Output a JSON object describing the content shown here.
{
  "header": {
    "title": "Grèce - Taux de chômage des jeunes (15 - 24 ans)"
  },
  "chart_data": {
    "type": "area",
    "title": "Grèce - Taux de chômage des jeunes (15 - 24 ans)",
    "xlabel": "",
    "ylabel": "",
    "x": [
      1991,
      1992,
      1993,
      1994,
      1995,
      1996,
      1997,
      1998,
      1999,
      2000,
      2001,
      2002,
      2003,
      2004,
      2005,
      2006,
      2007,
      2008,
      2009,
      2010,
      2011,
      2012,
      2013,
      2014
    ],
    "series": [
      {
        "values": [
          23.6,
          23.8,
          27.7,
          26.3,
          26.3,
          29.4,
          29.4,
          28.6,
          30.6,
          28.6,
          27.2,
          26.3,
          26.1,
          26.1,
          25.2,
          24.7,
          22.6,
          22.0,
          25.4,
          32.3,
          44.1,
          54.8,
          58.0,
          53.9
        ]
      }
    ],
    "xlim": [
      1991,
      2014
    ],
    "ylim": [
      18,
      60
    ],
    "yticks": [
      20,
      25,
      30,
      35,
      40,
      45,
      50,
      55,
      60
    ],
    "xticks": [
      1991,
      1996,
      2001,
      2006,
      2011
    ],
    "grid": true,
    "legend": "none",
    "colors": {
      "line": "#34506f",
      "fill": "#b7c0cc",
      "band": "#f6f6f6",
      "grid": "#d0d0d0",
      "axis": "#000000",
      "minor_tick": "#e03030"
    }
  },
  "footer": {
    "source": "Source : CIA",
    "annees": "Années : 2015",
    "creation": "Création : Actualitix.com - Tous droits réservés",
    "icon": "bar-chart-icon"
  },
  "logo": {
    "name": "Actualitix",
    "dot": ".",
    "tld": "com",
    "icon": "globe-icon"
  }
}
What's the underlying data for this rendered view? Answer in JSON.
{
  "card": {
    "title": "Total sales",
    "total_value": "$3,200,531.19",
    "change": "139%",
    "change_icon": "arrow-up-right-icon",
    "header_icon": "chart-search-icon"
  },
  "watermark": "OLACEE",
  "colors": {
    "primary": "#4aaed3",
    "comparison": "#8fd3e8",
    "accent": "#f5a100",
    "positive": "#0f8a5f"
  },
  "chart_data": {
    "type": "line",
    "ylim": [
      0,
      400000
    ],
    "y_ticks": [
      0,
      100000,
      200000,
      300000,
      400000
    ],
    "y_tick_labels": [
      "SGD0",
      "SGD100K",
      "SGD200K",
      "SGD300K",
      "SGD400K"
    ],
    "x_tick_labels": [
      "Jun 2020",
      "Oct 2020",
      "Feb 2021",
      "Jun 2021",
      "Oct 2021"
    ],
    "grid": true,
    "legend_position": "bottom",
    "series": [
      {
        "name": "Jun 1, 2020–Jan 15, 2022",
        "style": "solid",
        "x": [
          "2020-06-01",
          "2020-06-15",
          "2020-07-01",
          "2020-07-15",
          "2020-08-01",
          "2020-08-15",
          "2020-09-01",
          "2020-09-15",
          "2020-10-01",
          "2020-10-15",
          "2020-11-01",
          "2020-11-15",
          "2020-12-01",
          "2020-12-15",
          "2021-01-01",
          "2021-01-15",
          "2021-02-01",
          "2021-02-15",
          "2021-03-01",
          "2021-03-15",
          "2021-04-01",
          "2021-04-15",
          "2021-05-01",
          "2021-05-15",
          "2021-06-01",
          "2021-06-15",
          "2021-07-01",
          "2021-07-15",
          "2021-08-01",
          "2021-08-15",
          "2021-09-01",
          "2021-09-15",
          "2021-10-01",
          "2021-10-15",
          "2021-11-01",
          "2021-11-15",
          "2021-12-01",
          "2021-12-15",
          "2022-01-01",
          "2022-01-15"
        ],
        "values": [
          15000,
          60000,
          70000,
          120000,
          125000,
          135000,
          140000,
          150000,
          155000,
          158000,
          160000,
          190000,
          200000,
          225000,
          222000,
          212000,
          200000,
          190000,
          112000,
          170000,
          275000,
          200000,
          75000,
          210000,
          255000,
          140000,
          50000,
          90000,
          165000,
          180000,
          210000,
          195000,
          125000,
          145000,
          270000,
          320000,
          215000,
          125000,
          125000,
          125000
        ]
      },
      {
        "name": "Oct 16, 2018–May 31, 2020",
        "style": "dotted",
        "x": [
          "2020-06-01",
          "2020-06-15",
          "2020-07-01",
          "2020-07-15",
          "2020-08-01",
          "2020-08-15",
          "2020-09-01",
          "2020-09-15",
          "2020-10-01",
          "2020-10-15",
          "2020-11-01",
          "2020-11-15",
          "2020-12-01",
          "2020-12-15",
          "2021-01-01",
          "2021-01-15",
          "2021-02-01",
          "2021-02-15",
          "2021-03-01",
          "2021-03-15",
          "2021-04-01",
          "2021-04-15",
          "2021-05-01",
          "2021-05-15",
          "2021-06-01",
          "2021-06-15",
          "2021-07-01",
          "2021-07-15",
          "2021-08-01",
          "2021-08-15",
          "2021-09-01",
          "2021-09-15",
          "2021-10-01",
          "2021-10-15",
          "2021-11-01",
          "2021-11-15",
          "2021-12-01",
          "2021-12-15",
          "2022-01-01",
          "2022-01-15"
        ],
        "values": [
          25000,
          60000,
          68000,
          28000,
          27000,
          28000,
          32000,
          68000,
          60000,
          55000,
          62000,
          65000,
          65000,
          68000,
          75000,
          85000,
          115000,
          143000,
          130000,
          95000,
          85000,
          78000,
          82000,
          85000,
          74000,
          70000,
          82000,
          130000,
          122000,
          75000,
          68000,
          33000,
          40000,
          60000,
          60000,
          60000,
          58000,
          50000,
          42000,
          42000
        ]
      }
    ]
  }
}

● ● ● ● ●

* **What to do**
Report how many lines in the records hold the word "JSON", giving the number and nothing else.

* **Complete response**
2